**Data to process**
start

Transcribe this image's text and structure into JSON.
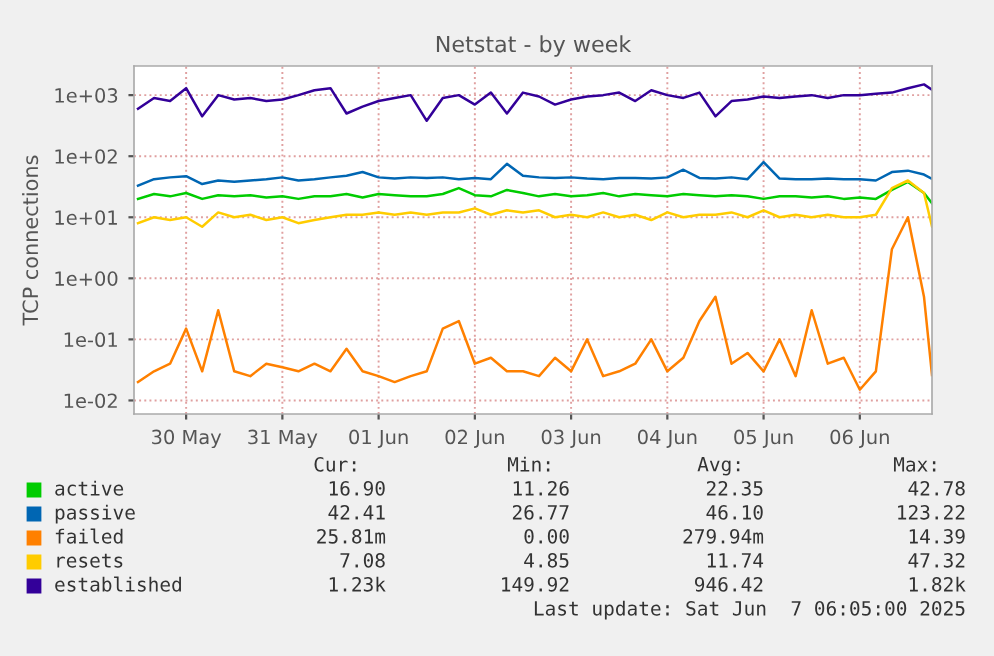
{
  "chart_data": {
    "type": "line",
    "title": "Netstat - by week",
    "ylabel": "TCP connections",
    "log": "y",
    "grid": true,
    "legend": "bottom left",
    "marker": "none",
    "line_style": "solid",
    "x": [
      "2025-05-30T00:00",
      "2025-05-30T04:00",
      "2025-05-30T08:00",
      "2025-05-30T12:00",
      "2025-05-30T16:00",
      "2025-05-30T20:00",
      "2025-05-31T00:00",
      "2025-05-31T04:00",
      "2025-05-31T08:00",
      "2025-05-31T12:00",
      "2025-05-31T16:00",
      "2025-05-31T20:00",
      "2025-06-01T00:00",
      "2025-06-01T04:00",
      "2025-06-01T08:00",
      "2025-06-01T12:00",
      "2025-06-01T16:00",
      "2025-06-01T20:00",
      "2025-06-02T00:00",
      "2025-06-02T04:00",
      "2025-06-02T08:00",
      "2025-06-02T12:00",
      "2025-06-02T16:00",
      "2025-06-02T20:00",
      "2025-06-03T00:00",
      "2025-06-03T04:00",
      "2025-06-03T08:00",
      "2025-06-03T12:00",
      "2025-06-03T16:00",
      "2025-06-03T20:00",
      "2025-06-04T00:00",
      "2025-06-04T04:00",
      "2025-06-04T08:00",
      "2025-06-04T12:00",
      "2025-06-04T16:00",
      "2025-06-04T20:00",
      "2025-06-05T00:00",
      "2025-06-05T04:00",
      "2025-06-05T08:00",
      "2025-06-05T12:00",
      "2025-06-05T16:00",
      "2025-06-05T20:00",
      "2025-06-06T00:00",
      "2025-06-06T04:00",
      "2025-06-06T08:00",
      "2025-06-06T12:00",
      "2025-06-06T16:00",
      "2025-06-06T20:00",
      "2025-06-07T00:00",
      "2025-06-07T04:00",
      "2025-06-07T06:00"
    ],
    "xlim": [
      "2025-05-29T23:00",
      "2025-06-07T06:00"
    ],
    "xticks": [
      {
        "value": "2025-05-30T12:00",
        "label": "30 May"
      },
      {
        "value": "2025-05-31T12:00",
        "label": "31 May"
      },
      {
        "value": "2025-06-01T12:00",
        "label": "01 Jun"
      },
      {
        "value": "2025-06-02T12:00",
        "label": "02 Jun"
      },
      {
        "value": "2025-06-03T12:00",
        "label": "03 Jun"
      },
      {
        "value": "2025-06-04T12:00",
        "label": "04 Jun"
      },
      {
        "value": "2025-06-05T12:00",
        "label": "05 Jun"
      },
      {
        "value": "2025-06-06T12:00",
        "label": "06 Jun"
      }
    ],
    "ylim": [
      0.006,
      3000
    ],
    "yticks": [
      {
        "value": 0.01,
        "label": "1e-02"
      },
      {
        "value": 0.1,
        "label": "1e-01"
      },
      {
        "value": 1,
        "label": "1e+00"
      },
      {
        "value": 10,
        "label": "1e+01"
      },
      {
        "value": 100,
        "label": "1e+02"
      },
      {
        "value": 1000,
        "label": "1e+03"
      }
    ],
    "series": [
      {
        "name": "active",
        "color": "#00cc00",
        "values": [
          20,
          24,
          22,
          25,
          20,
          23,
          22,
          23,
          21,
          22,
          20,
          22,
          22,
          24,
          21,
          24,
          23,
          22,
          22,
          24,
          30,
          23,
          22,
          28,
          25,
          22,
          24,
          22,
          23,
          25,
          22,
          24,
          23,
          22,
          24,
          23,
          22,
          23,
          22,
          20,
          22,
          22,
          21,
          22,
          20,
          21,
          20,
          28,
          38,
          25,
          16.9
        ]
      },
      {
        "name": "passive",
        "color": "#0066b3",
        "values": [
          33,
          42,
          45,
          47,
          35,
          40,
          38,
          40,
          42,
          45,
          40,
          42,
          45,
          48,
          55,
          45,
          43,
          45,
          44,
          45,
          42,
          44,
          42,
          75,
          48,
          45,
          44,
          45,
          43,
          42,
          44,
          44,
          43,
          45,
          60,
          44,
          43,
          45,
          42,
          80,
          43,
          42,
          42,
          43,
          42,
          42,
          40,
          55,
          58,
          50,
          42.41
        ]
      },
      {
        "name": "failed",
        "color": "#ff8000",
        "values": [
          0.02,
          0.03,
          0.04,
          0.15,
          0.03,
          0.3,
          0.03,
          0.025,
          0.04,
          0.035,
          0.03,
          0.04,
          0.03,
          0.07,
          0.03,
          0.025,
          0.02,
          0.025,
          0.03,
          0.15,
          0.2,
          0.04,
          0.05,
          0.03,
          0.03,
          0.025,
          0.05,
          0.03,
          0.1,
          0.025,
          0.03,
          0.04,
          0.1,
          0.03,
          0.05,
          0.2,
          0.5,
          0.04,
          0.06,
          0.03,
          0.1,
          0.025,
          0.3,
          0.04,
          0.05,
          0.015,
          0.03,
          3,
          10,
          0.5,
          0.026
        ]
      },
      {
        "name": "resets",
        "color": "#ffcc00",
        "values": [
          8,
          10,
          9,
          10,
          7,
          12,
          10,
          11,
          9,
          10,
          8,
          9,
          10,
          11,
          11,
          12,
          11,
          12,
          11,
          12,
          12,
          14,
          11,
          13,
          12,
          13,
          10,
          11,
          10,
          12,
          10,
          11,
          9,
          12,
          10,
          11,
          11,
          12,
          10,
          13,
          10,
          11,
          10,
          11,
          10,
          10,
          11,
          30,
          40,
          25,
          7.08
        ]
      },
      {
        "name": "established",
        "color": "#330099",
        "values": [
          600,
          900,
          800,
          1300,
          450,
          1000,
          850,
          900,
          800,
          850,
          1000,
          1200,
          1300,
          500,
          650,
          800,
          900,
          1000,
          380,
          900,
          1000,
          700,
          1100,
          500,
          1100,
          950,
          700,
          850,
          950,
          1000,
          1100,
          800,
          1200,
          1000,
          900,
          1100,
          450,
          800,
          850,
          950,
          900,
          950,
          1000,
          900,
          1000,
          1000,
          1050,
          1100,
          1300,
          1500,
          1230
        ]
      }
    ],
    "annotations": [
      "Cur:",
      "Min:",
      "Avg:",
      "Max:",
      "16.90",
      "11.26",
      "22.35",
      "42.78",
      "42.41",
      "26.77",
      "46.10",
      "123.22",
      "25.81m",
      "0.00",
      "279.94m",
      "14.39",
      "7.08",
      "4.85",
      "11.74",
      "47.32",
      "1.23k",
      "149.92",
      "946.42",
      "1.82k",
      "Last update: Sat Jun  7 06:05:00 2025"
    ]
  }
}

end

Which lines contain "color"? Show each of them.

**Output of the task**
        "color": "#00cc00",
        "color": "#0066b3",
        "color": "#ff8000",
        "color": "#ffcc00",
        "color": "#330099",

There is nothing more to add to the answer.